----- Dataset content -----

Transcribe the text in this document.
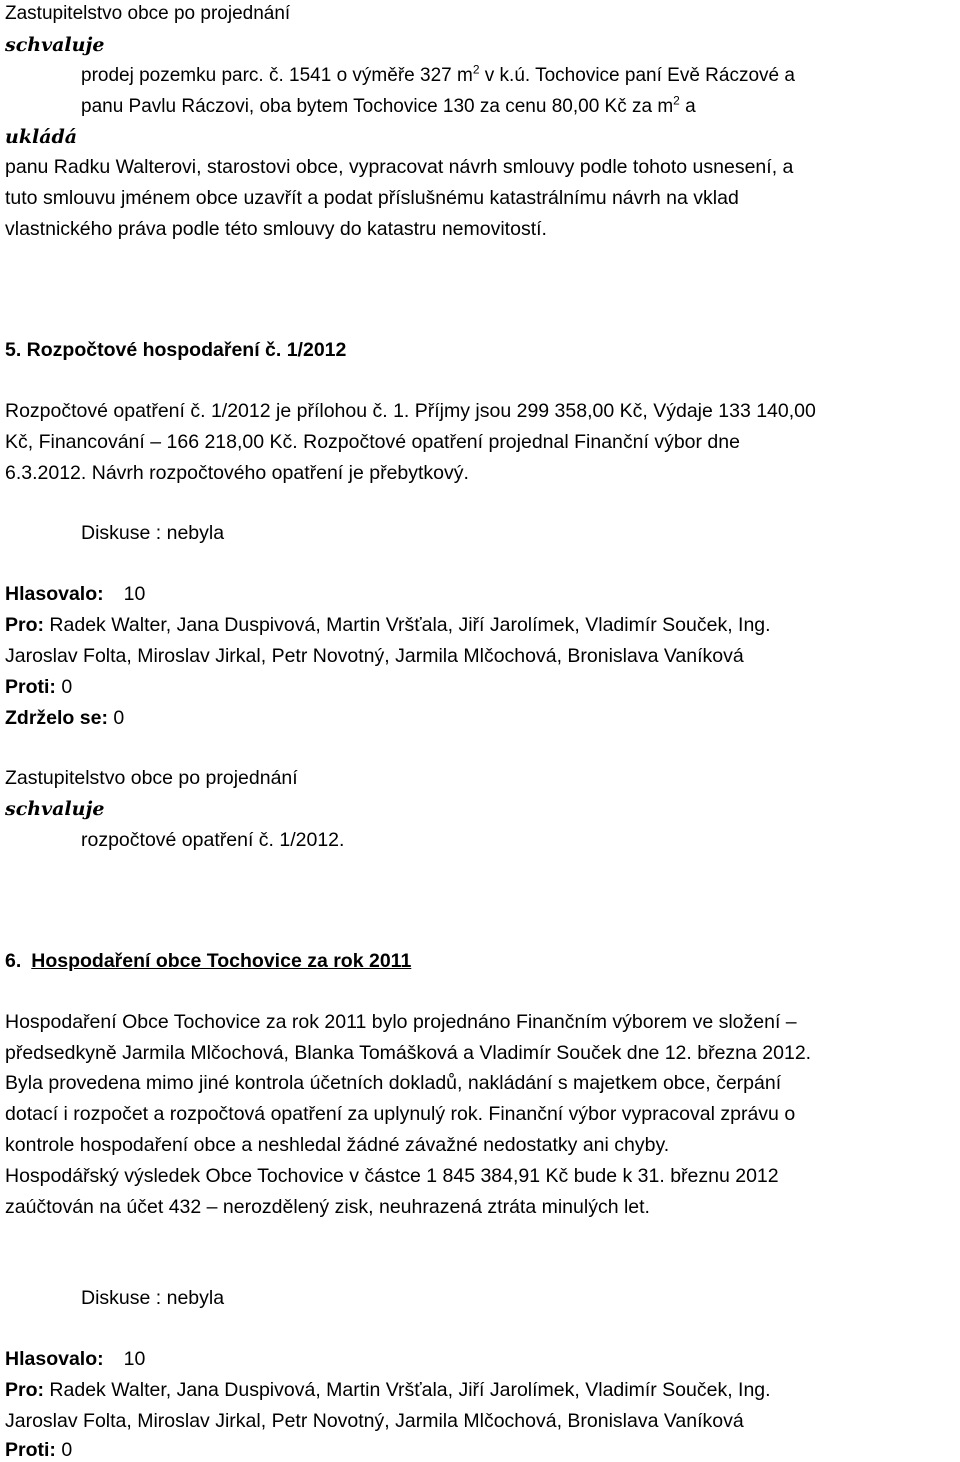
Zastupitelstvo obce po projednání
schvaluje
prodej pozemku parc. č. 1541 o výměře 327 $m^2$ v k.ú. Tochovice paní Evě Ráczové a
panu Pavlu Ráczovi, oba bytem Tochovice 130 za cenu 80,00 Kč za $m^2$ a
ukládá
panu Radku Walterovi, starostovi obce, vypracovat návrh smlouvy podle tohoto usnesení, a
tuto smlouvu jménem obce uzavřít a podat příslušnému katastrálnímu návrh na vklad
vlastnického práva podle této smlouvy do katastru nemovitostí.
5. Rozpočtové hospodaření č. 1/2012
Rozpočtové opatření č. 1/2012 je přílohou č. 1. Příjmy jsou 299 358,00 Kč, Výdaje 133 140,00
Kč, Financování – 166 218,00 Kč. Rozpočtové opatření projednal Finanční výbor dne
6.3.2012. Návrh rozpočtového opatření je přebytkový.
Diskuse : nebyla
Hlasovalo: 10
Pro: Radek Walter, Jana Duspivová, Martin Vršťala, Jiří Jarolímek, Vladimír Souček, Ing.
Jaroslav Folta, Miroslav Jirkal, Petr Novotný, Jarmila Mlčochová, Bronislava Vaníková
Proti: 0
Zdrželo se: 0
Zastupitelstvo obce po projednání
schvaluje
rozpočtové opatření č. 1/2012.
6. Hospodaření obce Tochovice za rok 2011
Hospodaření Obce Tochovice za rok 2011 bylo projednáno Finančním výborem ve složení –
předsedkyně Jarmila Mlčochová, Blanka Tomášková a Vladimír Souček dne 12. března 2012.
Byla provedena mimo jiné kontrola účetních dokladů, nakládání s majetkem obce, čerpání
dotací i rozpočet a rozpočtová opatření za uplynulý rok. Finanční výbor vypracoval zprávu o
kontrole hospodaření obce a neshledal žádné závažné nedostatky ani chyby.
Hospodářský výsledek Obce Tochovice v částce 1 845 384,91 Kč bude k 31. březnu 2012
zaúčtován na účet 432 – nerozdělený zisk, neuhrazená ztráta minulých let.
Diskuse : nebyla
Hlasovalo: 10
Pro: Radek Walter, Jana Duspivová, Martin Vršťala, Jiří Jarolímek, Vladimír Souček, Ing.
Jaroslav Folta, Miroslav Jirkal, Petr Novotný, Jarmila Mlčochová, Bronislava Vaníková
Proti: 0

-----

• _Directions_:
Retype each entry precisely. Skip images entirely.

• _The result_:
Transcribe the text in this document.
Zastupitelstvo obce po projednání
schvaluje
prodej pozemku parc. č. 1541 o výměře 327 $m^2$ v k.ú. Tochovice paní Evě Ráczové a
panu Pavlu Ráczovi, oba bytem Tochovice 130 za cenu 80,00 Kč za $m^2$ a
ukládá
panu Radku Walterovi, starostovi obce, vypracovat návrh smlouvy podle tohoto usnesení, a
tuto smlouvu jménem obce uzavřít a podat příslušnému katastrálnímu návrh na vklad
vlastnického práva podle této smlouvy do katastru nemovitostí.
5. Rozpočtové hospodaření č. 1/2012
Rozpočtové opatření č. 1/2012 je přílohou č. 1. Příjmy jsou 299 358,00 Kč, Výdaje 133 140,00
Kč, Financování – 166 218,00 Kč. Rozpočtové opatření projednal Finanční výbor dne
6.3.2012. Návrh rozpočtového opatření je přebytkový.
Diskuse : nebyla
Hlasovalo: 10
Pro: Radek Walter, Jana Duspivová, Martin Vršťala, Jiří Jarolímek, Vladimír Souček, Ing.
Jaroslav Folta, Miroslav Jirkal, Petr Novotný, Jarmila Mlčochová, Bronislava Vaníková
Proti: 0
Zdrželo se: 0
Zastupitelstvo obce po projednání
schvaluje
rozpočtové opatření č. 1/2012.
6. Hospodaření obce Tochovice za rok 2011
Hospodaření Obce Tochovice za rok 2011 bylo projednáno Finančním výborem ve složení –
předsedkyně Jarmila Mlčochová, Blanka Tomášková a Vladimír Souček dne 12. března 2012.
Byla provedena mimo jiné kontrola účetních dokladů, nakládání s majetkem obce, čerpání
dotací i rozpočet a rozpočtová opatření za uplynulý rok. Finanční výbor vypracoval zprávu o
kontrole hospodaření obce a neshledal žádné závažné nedostatky ani chyby.
Hospodářský výsledek Obce Tochovice v částce 1 845 384,91 Kč bude k 31. březnu 2012
zaúčtován na účet 432 – nerozdělený zisk, neuhrazená ztráta minulých let.
Diskuse : nebyla
Hlasovalo: 10
Pro: Radek Walter, Jana Duspivová, Martin Vršťala, Jiří Jarolímek, Vladimír Souček, Ing.
Jaroslav Folta, Miroslav Jirkal, Petr Novotný, Jarmila Mlčochová, Bronislava Vaníková
Proti: 0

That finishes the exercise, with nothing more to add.